* Start WORKING DATA *

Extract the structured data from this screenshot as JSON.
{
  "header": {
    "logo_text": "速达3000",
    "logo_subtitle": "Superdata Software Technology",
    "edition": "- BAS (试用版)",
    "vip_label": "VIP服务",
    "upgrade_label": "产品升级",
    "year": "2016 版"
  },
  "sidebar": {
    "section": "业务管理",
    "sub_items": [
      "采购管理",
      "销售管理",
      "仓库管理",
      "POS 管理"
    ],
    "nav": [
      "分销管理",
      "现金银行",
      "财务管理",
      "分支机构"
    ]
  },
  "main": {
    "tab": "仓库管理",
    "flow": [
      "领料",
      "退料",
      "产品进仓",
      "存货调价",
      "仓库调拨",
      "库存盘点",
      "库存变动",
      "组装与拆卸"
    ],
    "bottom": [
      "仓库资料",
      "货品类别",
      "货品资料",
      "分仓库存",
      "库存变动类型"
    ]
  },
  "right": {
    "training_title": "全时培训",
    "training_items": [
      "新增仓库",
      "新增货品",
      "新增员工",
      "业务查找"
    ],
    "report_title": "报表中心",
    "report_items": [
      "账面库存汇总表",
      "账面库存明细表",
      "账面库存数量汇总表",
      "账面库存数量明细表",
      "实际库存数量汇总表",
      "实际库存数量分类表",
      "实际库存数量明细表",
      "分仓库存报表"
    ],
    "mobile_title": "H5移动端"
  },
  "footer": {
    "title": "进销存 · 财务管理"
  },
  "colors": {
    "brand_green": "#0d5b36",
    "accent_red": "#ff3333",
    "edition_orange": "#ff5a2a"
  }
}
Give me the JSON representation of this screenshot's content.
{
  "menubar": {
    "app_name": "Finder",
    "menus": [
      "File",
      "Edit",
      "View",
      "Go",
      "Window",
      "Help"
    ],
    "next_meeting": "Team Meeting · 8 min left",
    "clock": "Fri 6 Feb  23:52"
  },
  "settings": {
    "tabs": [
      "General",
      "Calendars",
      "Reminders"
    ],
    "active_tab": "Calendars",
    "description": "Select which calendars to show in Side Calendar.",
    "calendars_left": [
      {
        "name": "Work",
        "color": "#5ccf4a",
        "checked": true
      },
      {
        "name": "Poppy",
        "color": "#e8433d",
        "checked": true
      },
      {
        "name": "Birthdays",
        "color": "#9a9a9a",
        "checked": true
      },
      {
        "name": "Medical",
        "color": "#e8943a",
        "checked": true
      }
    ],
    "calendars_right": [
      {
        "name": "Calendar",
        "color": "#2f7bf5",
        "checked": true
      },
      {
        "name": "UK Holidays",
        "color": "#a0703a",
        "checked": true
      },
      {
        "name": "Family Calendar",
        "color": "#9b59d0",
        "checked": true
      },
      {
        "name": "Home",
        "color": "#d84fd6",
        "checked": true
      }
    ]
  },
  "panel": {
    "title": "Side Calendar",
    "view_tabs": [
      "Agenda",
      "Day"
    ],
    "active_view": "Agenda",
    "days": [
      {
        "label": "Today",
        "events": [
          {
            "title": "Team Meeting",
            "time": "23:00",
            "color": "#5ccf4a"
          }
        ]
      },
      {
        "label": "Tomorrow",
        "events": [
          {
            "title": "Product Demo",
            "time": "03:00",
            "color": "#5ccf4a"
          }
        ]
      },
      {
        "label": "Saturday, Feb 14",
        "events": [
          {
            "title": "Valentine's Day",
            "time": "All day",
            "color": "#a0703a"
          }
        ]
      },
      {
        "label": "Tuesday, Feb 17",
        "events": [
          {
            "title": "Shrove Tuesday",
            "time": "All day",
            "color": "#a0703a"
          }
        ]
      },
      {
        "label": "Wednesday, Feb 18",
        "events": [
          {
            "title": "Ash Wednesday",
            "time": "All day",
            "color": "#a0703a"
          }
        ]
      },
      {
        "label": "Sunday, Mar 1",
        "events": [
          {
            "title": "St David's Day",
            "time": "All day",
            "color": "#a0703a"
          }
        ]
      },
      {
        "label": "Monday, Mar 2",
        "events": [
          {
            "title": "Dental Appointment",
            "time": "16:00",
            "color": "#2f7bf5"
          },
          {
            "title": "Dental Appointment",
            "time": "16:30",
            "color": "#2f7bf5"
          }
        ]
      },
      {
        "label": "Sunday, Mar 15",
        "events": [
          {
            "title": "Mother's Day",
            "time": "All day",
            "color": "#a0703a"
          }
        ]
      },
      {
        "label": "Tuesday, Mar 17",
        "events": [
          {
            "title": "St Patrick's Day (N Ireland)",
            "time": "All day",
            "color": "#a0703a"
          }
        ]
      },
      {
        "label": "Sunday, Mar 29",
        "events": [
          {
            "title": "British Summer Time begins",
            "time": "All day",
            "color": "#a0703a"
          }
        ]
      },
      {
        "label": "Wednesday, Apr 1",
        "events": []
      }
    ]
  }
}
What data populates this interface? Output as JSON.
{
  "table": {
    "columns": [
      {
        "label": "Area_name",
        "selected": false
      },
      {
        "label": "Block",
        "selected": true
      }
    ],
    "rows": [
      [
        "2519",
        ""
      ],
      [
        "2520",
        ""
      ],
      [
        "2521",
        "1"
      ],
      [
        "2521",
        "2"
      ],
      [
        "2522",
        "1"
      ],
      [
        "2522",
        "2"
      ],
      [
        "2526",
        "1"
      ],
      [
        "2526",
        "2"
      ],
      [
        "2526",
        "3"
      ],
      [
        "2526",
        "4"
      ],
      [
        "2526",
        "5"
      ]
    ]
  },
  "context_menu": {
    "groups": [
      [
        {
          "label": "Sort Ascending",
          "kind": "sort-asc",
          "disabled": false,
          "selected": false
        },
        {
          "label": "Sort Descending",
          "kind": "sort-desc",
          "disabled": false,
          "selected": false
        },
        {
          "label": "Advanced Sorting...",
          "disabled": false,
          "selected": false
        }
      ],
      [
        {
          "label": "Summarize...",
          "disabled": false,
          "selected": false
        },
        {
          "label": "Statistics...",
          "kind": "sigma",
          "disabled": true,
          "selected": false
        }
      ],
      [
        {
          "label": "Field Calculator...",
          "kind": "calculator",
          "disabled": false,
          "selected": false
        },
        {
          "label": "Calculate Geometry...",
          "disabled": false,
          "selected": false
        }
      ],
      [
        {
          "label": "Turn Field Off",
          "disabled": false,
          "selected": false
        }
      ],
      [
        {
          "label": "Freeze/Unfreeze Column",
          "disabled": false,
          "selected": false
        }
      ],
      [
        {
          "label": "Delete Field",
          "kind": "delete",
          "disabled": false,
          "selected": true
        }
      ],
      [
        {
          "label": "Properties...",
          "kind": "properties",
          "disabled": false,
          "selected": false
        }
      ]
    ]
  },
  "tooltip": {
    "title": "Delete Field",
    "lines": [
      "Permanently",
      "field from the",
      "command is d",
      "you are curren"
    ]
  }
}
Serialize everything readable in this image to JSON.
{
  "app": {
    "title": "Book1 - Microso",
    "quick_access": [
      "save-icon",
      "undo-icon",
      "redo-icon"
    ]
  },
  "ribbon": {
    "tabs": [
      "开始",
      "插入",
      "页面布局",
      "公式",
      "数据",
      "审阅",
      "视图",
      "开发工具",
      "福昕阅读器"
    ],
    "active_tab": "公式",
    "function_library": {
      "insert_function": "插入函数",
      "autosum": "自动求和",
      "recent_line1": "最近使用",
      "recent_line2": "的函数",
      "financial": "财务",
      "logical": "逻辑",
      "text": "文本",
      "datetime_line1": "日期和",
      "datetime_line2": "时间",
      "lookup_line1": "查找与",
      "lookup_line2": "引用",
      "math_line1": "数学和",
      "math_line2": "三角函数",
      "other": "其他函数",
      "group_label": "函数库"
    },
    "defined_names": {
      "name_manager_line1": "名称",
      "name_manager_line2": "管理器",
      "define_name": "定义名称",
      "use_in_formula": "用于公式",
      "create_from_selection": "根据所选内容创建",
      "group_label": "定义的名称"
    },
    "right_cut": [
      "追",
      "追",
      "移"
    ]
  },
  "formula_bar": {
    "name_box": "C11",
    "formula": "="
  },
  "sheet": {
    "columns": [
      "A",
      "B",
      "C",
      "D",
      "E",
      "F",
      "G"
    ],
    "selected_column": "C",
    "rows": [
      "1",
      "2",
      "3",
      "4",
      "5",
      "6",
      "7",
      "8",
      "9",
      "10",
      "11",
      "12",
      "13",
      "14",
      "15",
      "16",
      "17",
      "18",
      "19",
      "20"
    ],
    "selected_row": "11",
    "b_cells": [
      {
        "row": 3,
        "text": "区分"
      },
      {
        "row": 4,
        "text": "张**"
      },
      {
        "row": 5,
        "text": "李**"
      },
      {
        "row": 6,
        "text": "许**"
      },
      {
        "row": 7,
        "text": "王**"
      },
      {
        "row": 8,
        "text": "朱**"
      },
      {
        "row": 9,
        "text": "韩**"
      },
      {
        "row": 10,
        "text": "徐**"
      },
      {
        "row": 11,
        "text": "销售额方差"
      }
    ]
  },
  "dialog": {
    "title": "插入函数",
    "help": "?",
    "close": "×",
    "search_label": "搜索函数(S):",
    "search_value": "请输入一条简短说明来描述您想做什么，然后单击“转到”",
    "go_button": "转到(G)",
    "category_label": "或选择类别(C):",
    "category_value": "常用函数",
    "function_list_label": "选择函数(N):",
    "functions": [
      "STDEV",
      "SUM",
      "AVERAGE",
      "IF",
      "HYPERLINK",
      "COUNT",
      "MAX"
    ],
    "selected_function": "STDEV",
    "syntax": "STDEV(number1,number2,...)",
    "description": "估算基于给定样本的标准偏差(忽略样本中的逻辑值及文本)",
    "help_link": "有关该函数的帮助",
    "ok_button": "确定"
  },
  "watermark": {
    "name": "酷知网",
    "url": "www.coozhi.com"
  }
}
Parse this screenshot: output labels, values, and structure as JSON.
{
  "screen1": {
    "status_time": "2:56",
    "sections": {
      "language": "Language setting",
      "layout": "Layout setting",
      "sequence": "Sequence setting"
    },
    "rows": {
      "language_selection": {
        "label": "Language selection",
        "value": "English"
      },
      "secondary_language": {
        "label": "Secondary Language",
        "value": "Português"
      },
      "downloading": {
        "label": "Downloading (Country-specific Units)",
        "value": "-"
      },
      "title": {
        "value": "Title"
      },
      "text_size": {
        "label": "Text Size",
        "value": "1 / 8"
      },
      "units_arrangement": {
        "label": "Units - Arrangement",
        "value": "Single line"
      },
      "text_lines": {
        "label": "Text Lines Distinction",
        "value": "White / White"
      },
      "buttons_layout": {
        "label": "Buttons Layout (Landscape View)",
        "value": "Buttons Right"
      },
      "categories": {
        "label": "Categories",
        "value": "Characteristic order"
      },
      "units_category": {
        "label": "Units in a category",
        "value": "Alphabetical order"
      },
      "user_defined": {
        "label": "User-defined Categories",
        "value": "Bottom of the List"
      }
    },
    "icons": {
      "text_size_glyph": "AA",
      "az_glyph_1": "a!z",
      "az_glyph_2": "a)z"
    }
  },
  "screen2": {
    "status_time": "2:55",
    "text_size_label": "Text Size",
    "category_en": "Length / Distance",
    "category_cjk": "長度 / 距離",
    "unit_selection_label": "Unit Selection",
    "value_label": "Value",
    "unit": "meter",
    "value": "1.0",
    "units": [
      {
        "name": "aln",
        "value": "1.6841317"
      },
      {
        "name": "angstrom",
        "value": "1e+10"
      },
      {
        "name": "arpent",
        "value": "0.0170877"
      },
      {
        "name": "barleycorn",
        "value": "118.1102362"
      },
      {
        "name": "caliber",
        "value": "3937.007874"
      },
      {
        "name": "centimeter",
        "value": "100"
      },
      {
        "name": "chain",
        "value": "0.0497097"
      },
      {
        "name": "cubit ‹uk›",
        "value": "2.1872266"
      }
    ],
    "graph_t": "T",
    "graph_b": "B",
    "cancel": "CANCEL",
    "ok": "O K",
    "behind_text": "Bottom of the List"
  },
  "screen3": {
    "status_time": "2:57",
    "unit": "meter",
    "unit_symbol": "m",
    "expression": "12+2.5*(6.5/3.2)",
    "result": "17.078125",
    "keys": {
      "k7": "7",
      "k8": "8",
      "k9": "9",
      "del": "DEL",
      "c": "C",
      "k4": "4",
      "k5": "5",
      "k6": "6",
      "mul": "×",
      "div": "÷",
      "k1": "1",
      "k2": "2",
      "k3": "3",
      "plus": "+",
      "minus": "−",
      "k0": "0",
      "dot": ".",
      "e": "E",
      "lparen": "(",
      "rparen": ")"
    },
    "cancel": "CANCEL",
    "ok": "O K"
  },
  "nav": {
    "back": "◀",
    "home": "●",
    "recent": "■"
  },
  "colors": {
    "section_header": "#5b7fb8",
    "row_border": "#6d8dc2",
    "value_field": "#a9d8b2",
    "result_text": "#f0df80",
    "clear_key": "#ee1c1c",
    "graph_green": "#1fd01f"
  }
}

* End WORKING DATA *

— EXERCISE DESCRIPTION —
Pick out each line that holds the string "this".

— WORKED SOLUTION —
Extract the structured data from this screenshot as JSON.
Give me the JSON representation of this screenshot's content.
What data populates this interface? Output as JSON.
Serialize everything readable in this image to JSON.
Parse this screenshot: output labels, values, and structure as JSON.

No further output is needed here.